__TASK REQUIREMENTS__: Reproduce every record below exactly as written, but leave out any pictures.

----- DATA SECTION

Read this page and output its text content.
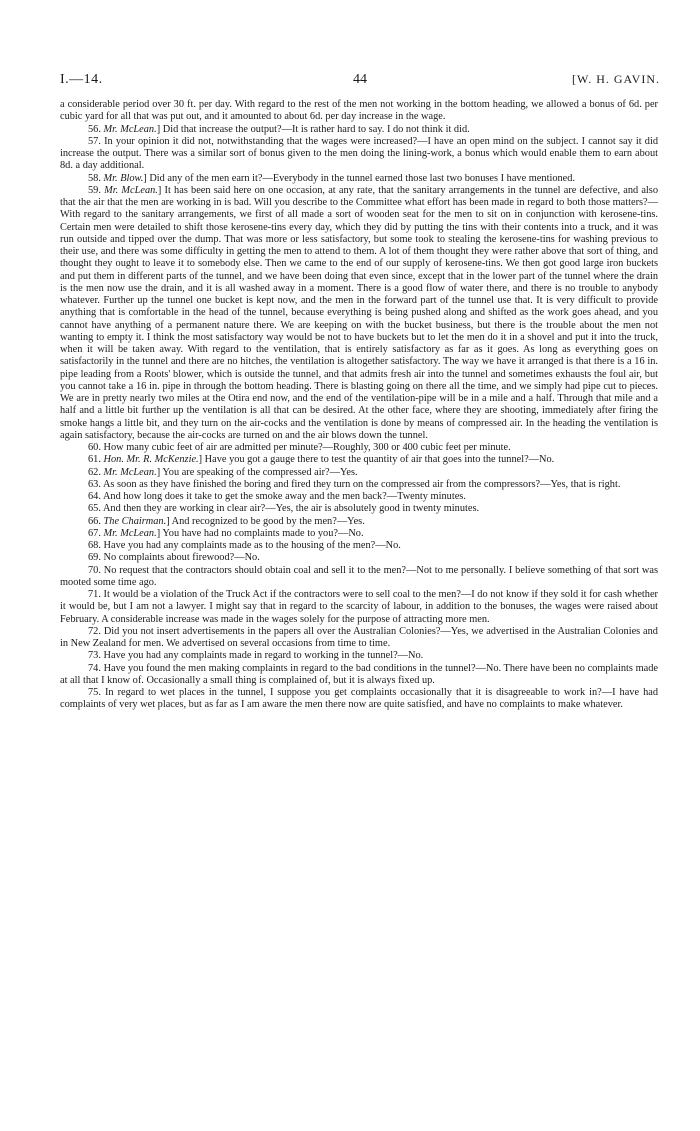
I.—14.	44	[W. H. GAVIN.

a considerable period over 30 ft. per day. With regard to the rest of the men not working in the bottom heading, we allowed a bonus of 6d. per cubic yard for all that was put out, and it amounted to about 6d. per day increase in the wage.

56. Mr. McLean.] Did that increase the output?—It is rather hard to say. I do not think it did.

57. In your opinion it did not, notwithstanding that the wages were increased?—I have an open mind on the subject. I cannot say it did increase the output. There was a similar sort of bonus given to the men doing the lining-work, a bonus which would enable them to earn about 8d. a day additional.

58. Mr. Blow.] Did any of the men earn it?—Everybody in the tunnel earned those last two bonuses I have mentioned.

59. Mr. McLean.] It has been said here on one occasion, at any rate, that the sanitary arrangements in the tunnel are defective, and also that the air that the men are working in is bad. Will you describe to the Committee what effort has been made in regard to both those matters?—With regard to the sanitary arrangements, we first of all made a sort of wooden seat for the men to sit on in conjunction with kerosene-tins. Certain men were detailed to shift those kerosene-tins every day, which they did by putting the tins with their contents into a truck, and it was run outside and tipped over the dump. That was more or less satisfactory, but some took to stealing the kerosene-tins for washing previous to their use, and there was some difficulty in getting the men to attend to them. A lot of them thought they were rather above that sort of thing, and thought they ought to leave it to somebody else. Then we came to the end of our supply of kerosene-tins. We then got good large iron buckets and put them in different parts of the tunnel, and we have been doing that even since, except that in the lower part of the tunnel where the drain is the men now use the drain, and it is all washed away in a moment. There is a good flow of water there, and there is no trouble to anybody whatever. Further up the tunnel one bucket is kept now, and the men in the forward part of the tunnel use that. It is very difficult to provide anything that is comfortable in the head of the tunnel, because everything is being pushed along and shifted as the work goes ahead, and you cannot have anything of a permanent nature there. We are keeping on with the bucket business, but there is the trouble about the men not wanting to empty it. I think the most satisfactory way would be not to have buckets but to let the men do it in a shovel and put it into the truck, when it will be taken away. With regard to the ventilation, that is entirely satisfactory as far as it goes. As long as everything goes on satisfactorily in the tunnel and there are no hitches, the ventilation is altogether satisfactory. The way we have it arranged is that there is a 16 in. pipe leading from a Roots' blower, which is outside the tunnel, and that admits fresh air into the tunnel and sometimes exhausts the foul air, but you cannot take a 16 in. pipe in through the bottom heading. There is blasting going on there all the time, and we simply had pipe cut to pieces. We are in pretty nearly two miles at the Otira end now, and the end of the ventilation-pipe will be in a mile and a half. Through that mile and a half and a little bit further up the ventilation is all that can be desired. At the other face, where they are shooting, immediately after firing the smoke hangs a little bit, and they turn on the air-cocks and the ventilation is done by means of compressed air. In the heading the ventilation is again satisfactory, because the air-cocks are turned on and the air blows down the tunnel.

60. How many cubic feet of air are admitted per minute?—Roughly, 300 or 400 cubic feet per minute.

61. Hon. Mr. R. McKenzie.] Have you got a gauge there to test the quantity of air that goes into the tunnel?—No.

62. Mr. McLean.] You are speaking of the compressed air?—Yes.

63. As soon as they have finished the boring and fired they turn on the compressed air from the compressors?—Yes, that is right.

64. And how long does it take to get the smoke away and the men back?—Twenty minutes.

65. And then they are working in clear air?—Yes, the air is absolutely good in twenty minutes.

66. The Chairman.] And recognized to be good by the men?—Yes.

67. Mr. McLean.] You have had no complaints made to you?—No.

68. Have you had any complaints made as to the housing of the men?—No.

69. No complaints about firewood?—No.

70. No request that the contractors should obtain coal and sell it to the men?—Not to me personally. I believe something of that sort was mooted some time ago.

71. It would be a violation of the Truck Act if the contractors were to sell coal to the men?—I do not know if they sold it for cash whether it would be, but I am not a lawyer. I might say that in regard to the scarcity of labour, in addition to the bonuses, the wages were raised about February. A considerable increase was made in the wages solely for the purpose of attracting more men.

72. Did you not insert advertisements in the papers all over the Australian Colonies?—Yes, we advertised in the Australian Colonies and in New Zealand for men. We advertised on several occasions from time to time.

73. Have you had any complaints made in regard to working in the tunnel?—No.

74. Have you found the men making complaints in regard to the bad conditions in the tunnel?—No. There have been no complaints made at all that I know of. Occasionally a small thing is complained of, but it is always fixed up.

75. In regard to wet places in the tunnel, I suppose you get complaints occasionally that it is disagreeable to work in?—I have had complaints of very wet places, but as far as I am aware the men there now are quite satisfied, and have no complaints to make whatever.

----------

__RESULT FOR THIS TASK__:
Read this page and output its text content.
I.—14.	44	[W. H. GAVIN.

a considerable period over 30 ft. per day. With regard to the rest of the men not working in the bottom heading, we allowed a bonus of 6d. per cubic yard for all that was put out, and it amounted to about 6d. per day increase in the wage.

56. Mr. McLean.] Did that increase the output?—It is rather hard to say. I do not think it did.

57. In your opinion it did not, notwithstanding that the wages were increased?—I have an open mind on the subject. I cannot say it did increase the output. There was a similar sort of bonus given to the men doing the lining-work, a bonus which would enable them to earn about 8d. a day additional.

58. Mr. Blow.] Did any of the men earn it?—Everybody in the tunnel earned those last two bonuses I have mentioned.

59. Mr. McLean.] It has been said here on one occasion, at any rate, that the sanitary arrangements in the tunnel are defective, and also that the air that the men are working in is bad. Will you describe to the Committee what effort has been made in regard to both those matters?—With regard to the sanitary arrangements, we first of all made a sort of wooden seat for the men to sit on in conjunction with kerosene-tins. Certain men were detailed to shift those kerosene-tins every day, which they did by putting the tins with their contents into a truck, and it was run outside and tipped over the dump. That was more or less satisfactory, but some took to stealing the kerosene-tins for washing previous to their use, and there was some difficulty in getting the men to attend to them. A lot of them thought they were rather above that sort of thing, and thought they ought to leave it to somebody else. Then we came to the end of our supply of kerosene-tins. We then got good large iron buckets and put them in different parts of the tunnel, and we have been doing that even since, except that in the lower part of the tunnel where the drain is the men now use the drain, and it is all washed away in a moment. There is a good flow of water there, and there is no trouble to anybody whatever. Further up the tunnel one bucket is kept now, and the men in the forward part of the tunnel use that. It is very difficult to provide anything that is comfortable in the head of the tunnel, because everything is being pushed along and shifted as the work goes ahead, and you cannot have anything of a permanent nature there. We are keeping on with the bucket business, but there is the trouble about the men not wanting to empty it. I think the most satisfactory way would be not to have buckets but to let the men do it in a shovel and put it into the truck, when it will be taken away. With regard to the ventilation, that is entirely satisfactory as far as it goes. As long as everything goes on satisfactorily in the tunnel and there are no hitches, the ventilation is altogether satisfactory. The way we have it arranged is that there is a 16 in. pipe leading from a Roots' blower, which is outside the tunnel, and that admits fresh air into the tunnel and sometimes exhausts the foul air, but you cannot take a 16 in. pipe in through the bottom heading. There is blasting going on there all the time, and we simply had pipe cut to pieces. We are in pretty nearly two miles at the Otira end now, and the end of the ventilation-pipe will be in a mile and a half. Through that mile and a half and a little bit further up the ventilation is all that can be desired. At the other face, where they are shooting, immediately after firing the smoke hangs a little bit, and they turn on the air-cocks and the ventilation is done by means of compressed air. In the heading the ventilation is again satisfactory, because the air-cocks are turned on and the air blows down the tunnel.

60. How many cubic feet of air are admitted per minute?—Roughly, 300 or 400 cubic feet per minute.

61. Hon. Mr. R. McKenzie.] Have you got a gauge there to test the quantity of air that goes into the tunnel?—No.

62. Mr. McLean.] You are speaking of the compressed air?—Yes.

63. As soon as they have finished the boring and fired they turn on the compressed air from the compressors?—Yes, that is right.

64. And how long does it take to get the smoke away and the men back?—Twenty minutes.

65. And then they are working in clear air?—Yes, the air is absolutely good in twenty minutes.

66. The Chairman.] And recognized to be good by the men?—Yes.

67. Mr. McLean.] You have had no complaints made to you?—No.

68. Have you had any complaints made as to the housing of the men?—No.

69. No complaints about firewood?—No.

70. No request that the contractors should obtain coal and sell it to the men?—Not to me personally. I believe something of that sort was mooted some time ago.

71. It would be a violation of the Truck Act if the contractors were to sell coal to the men?—I do not know if they sold it for cash whether it would be, but I am not a lawyer. I might say that in regard to the scarcity of labour, in addition to the bonuses, the wages were raised about February. A considerable increase was made in the wages solely for the purpose of attracting more men.

72. Did you not insert advertisements in the papers all over the Australian Colonies?—Yes, we advertised in the Australian Colonies and in New Zealand for men. We advertised on several occasions from time to time.

73. Have you had any complaints made in regard to working in the tunnel?—No.

74. Have you found the men making complaints in regard to the bad conditions in the tunnel?—No. There have been no complaints made at all that I know of. Occasionally a small thing is complained of, but it is always fixed up.

75. In regard to wet places in the tunnel, I suppose you get complaints occasionally that it is disagreeable to work in?—I have had complaints of very wet places, but as far as I am aware the men there now are quite satisfied, and have no complaints to make whatever.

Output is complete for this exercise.